[Required task 1]: Reproduce the part of the seed-germination forum excerpt that begins at the words "At the end if" and stops after "this never fails.".

[Excerpt provided]:
In the end, I settled for a 2-pack of TH Seeds French Cookies. Not crazy about this strain, but I am looking forward to working with fresh seeds again. At this point, I’d be happy to grow tomatoes :joy:. They’ve been soaking for a few hours now, I will put them in pellets before I hit the sack. Hoping to dream of healthy green seedlings :slight_smile:.

7 Likes

I leave mine in 24 hours in water on top if my fridge, puts out just enough heat.
At the end if 24 hrs I like to give them a little push to the bottom, if they stay sunk onto the next stage.

On one plate is
a couple layers of paper towels, seeds then another couple sheets of paper towels, white paper towels no print.
Wet down the papertowels pour off excess water, put other plate on top.
Into the gallon zip lock back to the top of the fridge.

Next morning you’ll have tapper, if fresh good viable seed, you could even have a seedling at that point, I do quite a bit.
If so very gentley bury seedling upto cottolydon.
If just nice long tails I use a pencil to.poke a hole in the dirt and bury seed about a 1/4" deep.

You’ll have seedlings, lots will counterdict this method but I’ve been doing the same thing for over 40 some years.
Everybody has ideas and opinions but this never fails.

9 Likes

Yes brother, I’ve been doing pretty much exactly what you describe since I germinated my first seed. Soak, paper towel, plant. Simple, effective, damn near 100% success.

I’ve been experimenting with other methods for the past month or so, since I’ve been having terrible luck with my seed collection. I’m giving these peat pellets a try now, will see how they do. The real test will be these fresh beans, I have no doubt they will break the surface tomorrow at the latest.

This must be the longest journal with no actual growing on canna boards ever… :roll_eyes:

3 Likes

I know you guys were starting to have doubts :rofl:, but… both French Cookies are up! Buffering some coco atm, they will be transplanted later today.

12 Likes

Ok, been a while since my last post. The seedlings are doing fine, not stellar, there is definitely room for improvement. But since this is my first time growing in coco I wasn’t expecting perfection. All in all, I kinda like coco, but find all the mixing, PHing, ECing, measuring, double measuring, triple measuring (you get the idea) kind of tiring. Especially mixing nutrients in 1 liter quantities is providing to be finicky and imprecise with my equipment. I hope that once they grow up and I can actually start mixing a reservoir-sized batch the workload will decrease a little.

I wasn’t 100% on fertigation frequency for the seedlings. All my soil-based instincts were telling me to let them almost dry out. But on the other hand, instructions I read about growing in coco, and especially the Coco for Canna website tried to convince me to water daily. So after the first few days, I decided to stick to instructions and have been watering them daily. So here they both are, exactly a week since sprouting and a little droopy from waking up + being watered.

The Cookie #2 has been experiencing some leaf droopines the past 3 days. Again, my instincts tell me to let it dry out, but I’ve been sticking to my instructions and fertigatig to runoff daily, relying on coco+perlite’s ability to hold air at saturation point. I haven’t really worked up the courage to water them twice per day at this point, although Coco for Canna advises it from the 3rd day of transplant onward.

[Required task 2]: Recast the lines of the records as a JSON list of strings, one string per line, leaving out blank lines. Begin at the line that has "site-logo[interactable]: 酷播云 [47,54,101,79]" and stop after the line that has "remember-checkbox[interactable] [433,291,442,300]".

[Material for this task]:
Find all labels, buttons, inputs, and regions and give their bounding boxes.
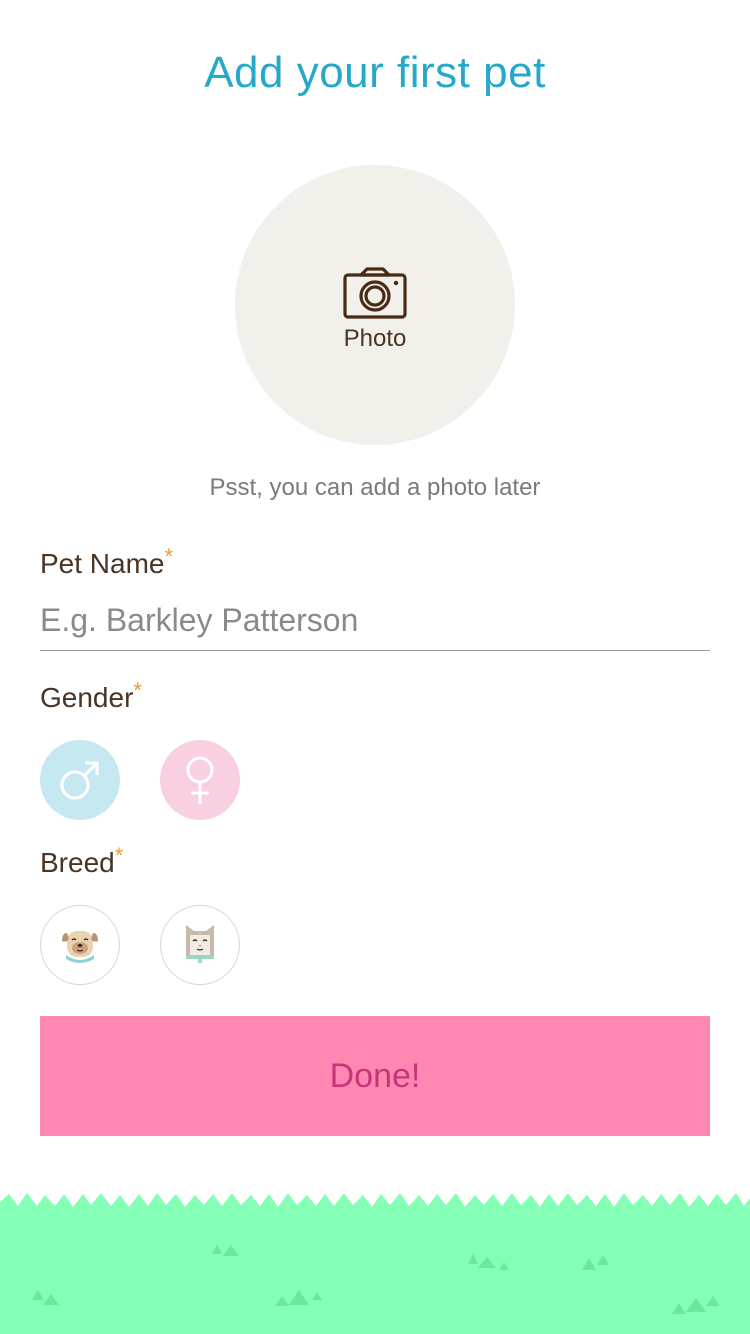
photo-label: Photo bbox=[343, 325, 407, 352]
page-title: Add your first pet bbox=[204, 48, 546, 97]
photo-hint: Psst, you can add a photo later bbox=[209, 474, 541, 501]
required-mark: * bbox=[164, 544, 174, 569]
dog-icon bbox=[62, 931, 98, 963]
gender-label: Gender* bbox=[40, 678, 142, 714]
pet-name-label: Pet Name* bbox=[40, 544, 173, 580]
breed-dog-button[interactable] bbox=[40, 905, 120, 985]
female-symbol-icon bbox=[186, 756, 214, 804]
male-symbol-icon bbox=[60, 761, 99, 800]
gender-female-button[interactable] bbox=[160, 740, 240, 820]
add-photo-button[interactable]: Photo bbox=[235, 165, 515, 445]
pet-name-input[interactable] bbox=[40, 590, 710, 651]
breed-label: Breed* bbox=[40, 843, 123, 879]
grass-decoration bbox=[0, 1193, 750, 1334]
breed-cat-button[interactable] bbox=[160, 905, 240, 985]
breed-label-text: Breed bbox=[40, 847, 115, 878]
cat-icon bbox=[186, 925, 214, 963]
required-mark: * bbox=[114, 843, 124, 868]
gender-male-button[interactable] bbox=[40, 740, 120, 820]
required-mark: * bbox=[133, 678, 142, 703]
gender-label-text: Gender bbox=[40, 682, 134, 713]
camera-icon bbox=[343, 267, 407, 319]
done-button[interactable]: Done! bbox=[40, 1016, 710, 1136]
pet-name-label-text: Pet Name bbox=[40, 548, 165, 579]
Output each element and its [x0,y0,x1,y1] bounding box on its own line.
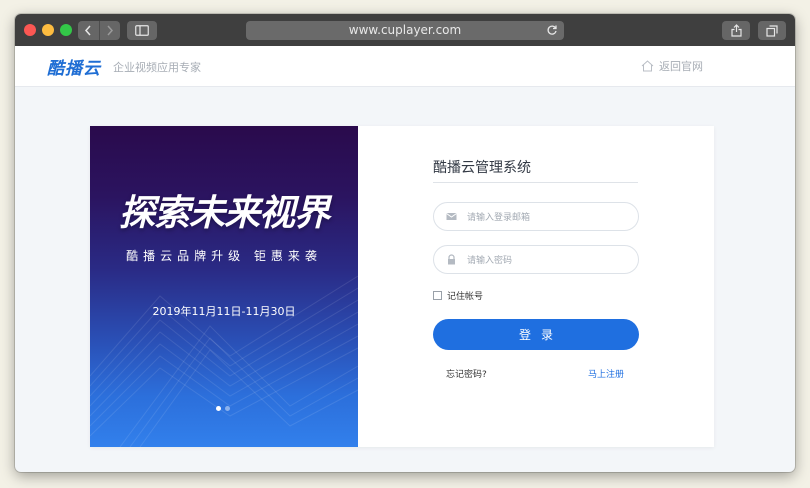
site-logo[interactable]: 酷播云 [47,54,101,79]
url-text: www.cuplayer.com [348,23,462,37]
email-field-wrapper [433,202,639,231]
banner-title: 探索未来视界 [118,193,330,234]
carousel-dot[interactable] [225,406,230,411]
email-input[interactable] [465,207,629,228]
back-to-home-link[interactable]: 返回官网 [641,58,703,74]
sidebar-toggle-button[interactable] [127,21,157,40]
zoom-window-button[interactable] [60,24,72,36]
login-card: 探索未来视界 酷播云品牌升级 钜惠来袭 2019年11月11日-11月30日 酷… [90,126,714,447]
back-to-home-label: 返回官网 [659,60,703,73]
forward-button[interactable] [98,21,121,40]
mail-icon [446,213,457,220]
back-button[interactable] [78,21,99,40]
share-button[interactable] [722,21,750,40]
remember-label: 记住帐号 [447,292,484,302]
forgot-password-link[interactable]: 忘记密码? [446,367,487,380]
password-input[interactable] [465,250,629,271]
tab-overview-button[interactable] [758,21,786,40]
banner-subtitle: 酷播云品牌升级 钜惠来袭 [126,249,322,263]
address-bar[interactable]: www.cuplayer.com [246,21,564,40]
site-slogan: 企业视频应用专家 [113,61,201,74]
chevron-right-icon [107,25,113,36]
minimize-window-button[interactable] [42,24,54,36]
sidebar-icon [135,25,149,36]
carousel-dot[interactable] [216,406,221,411]
carousel-indicators [216,406,230,411]
share-icon [730,24,742,37]
remember-account[interactable]: 记住帐号 [433,289,483,302]
form-title: 酷播云管理系统 [433,160,531,176]
history-nav [78,21,120,40]
chevron-left-icon [85,25,91,36]
remember-checkbox[interactable] [433,291,442,300]
site-header: 酷播云 企业视频应用专家 返回官网 [15,46,795,87]
tabs-icon [766,24,778,37]
home-icon [641,60,654,72]
reload-icon[interactable] [546,24,558,36]
login-form: 酷播云管理系统 记住帐号 登录 忘记密码? 马上注册 [358,126,714,447]
login-button[interactable]: 登录 [433,319,639,350]
title-divider [433,182,638,183]
register-link[interactable]: 马上注册 [588,367,624,380]
close-window-button[interactable] [24,24,36,36]
banner-decoration [90,275,358,447]
lock-icon [448,254,455,265]
banner-date-range: 2019年11月11日-11月30日 [152,305,296,318]
password-field-wrapper [433,245,639,274]
promo-banner[interactable]: 探索未来视界 酷播云品牌升级 钜惠来袭 2019年11月11日-11月30日 [90,126,358,447]
browser-window: www.cuplayer.com 酷播云 企业视频应用专家 返回官网 探索未来视… [15,14,795,472]
browser-toolbar: www.cuplayer.com [15,14,795,47]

[Written solution 1]:
At the end if 24 hrs I like to give them a little push to the bottom, if they stay sunk onto the next stage.

On one plate is
a couple layers of paper towels, seeds then another couple sheets of paper towels, white paper towels no print.
Wet down the papertowels pour off excess water, put other plate on top.
Into the gallon zip lock back to the top of the fridge.

Next morning you’ll have tapper, if fresh good viable seed, you could even have a seedling at that point, I do quite a bit.
If so very gentley bury seedling upto cottolydon.
If just nice long tails I use a pencil to.poke a hole in the dirt and bury seed about a 1/4" deep.

You’ll have seedlings, lots will counterdict this method but I’ve been doing the same thing for over 40 some years.
Everybody has ideas and opinions but this never fails.

[Written solution 2]:
[
  "site-logo[interactable]: 酷播云 [47,54,101,79]",
  "url-text: www.cuplayer.com [348,23,462,37]",
  "email-field-wrapper [433,202,639,231]",
  "banner-title: 探索未来视界 [118,193,330,234]",
  "carousel-dot[interactable] [225,406,230,411]",
  "email-input[interactable] [465,207,629,228]",
  "back-to-home-link[interactable]: 返回官网 [641,58,703,74]",
  "sidebar-toggle-button[interactable] [127,21,157,40]",
  "zoom-window-button[interactable] [60,24,72,36]",
  "login-card: 探索未来视界 酷播云品牌升级 钜惠来袭 2019年11月11日-11月30日 酷… [90,126,714,447]",
  "back-to-home-label: 返回官网 [659,60,703,73]",
  "forward-button[interactable] [98,21,121,40]",
  "mail-icon [446,213,457,220]",
  "back-button[interactable] [78,21,99,40]",
  "share-button[interactable] [722,21,750,40]",
  "remember-label: 记住帐号 [447,292,484,302]",
  "forgot-password-link[interactable]: 忘记密码? [446,367,487,380]",
  "password-input[interactable] [465,250,629,271]",
  "tab-overview-button[interactable] [758,21,786,40]",
  "banner-subtitle: 酷播云品牌升级 钜惠来袭 [126,249,322,263]",
  "address-bar[interactable]: www.cuplayer.com [246,21,564,40]",
  "site-slogan: 企业视频应用专家 [113,61,201,74]",
  "chevron-right-icon [107,25,113,36]",
  "minimize-window-button[interactable] [42,24,54,36]",
  "sidebar-icon [135,25,149,36]",
  "carousel-dot[interactable] [216,406,221,411]",
  "carousel-indicators [216,406,230,411]",
  "share-icon [730,24,742,37]",
  "remember-account[interactable]: 记住帐号 [433,289,483,302]",
  "form-title: 酷播云管理系统 [433,160,531,176]",
  "history-nav [78,21,120,40]",
  "chevron-left-icon [85,25,91,36]",
  "remember-checkbox[interactable] [433,291,442,300]"
]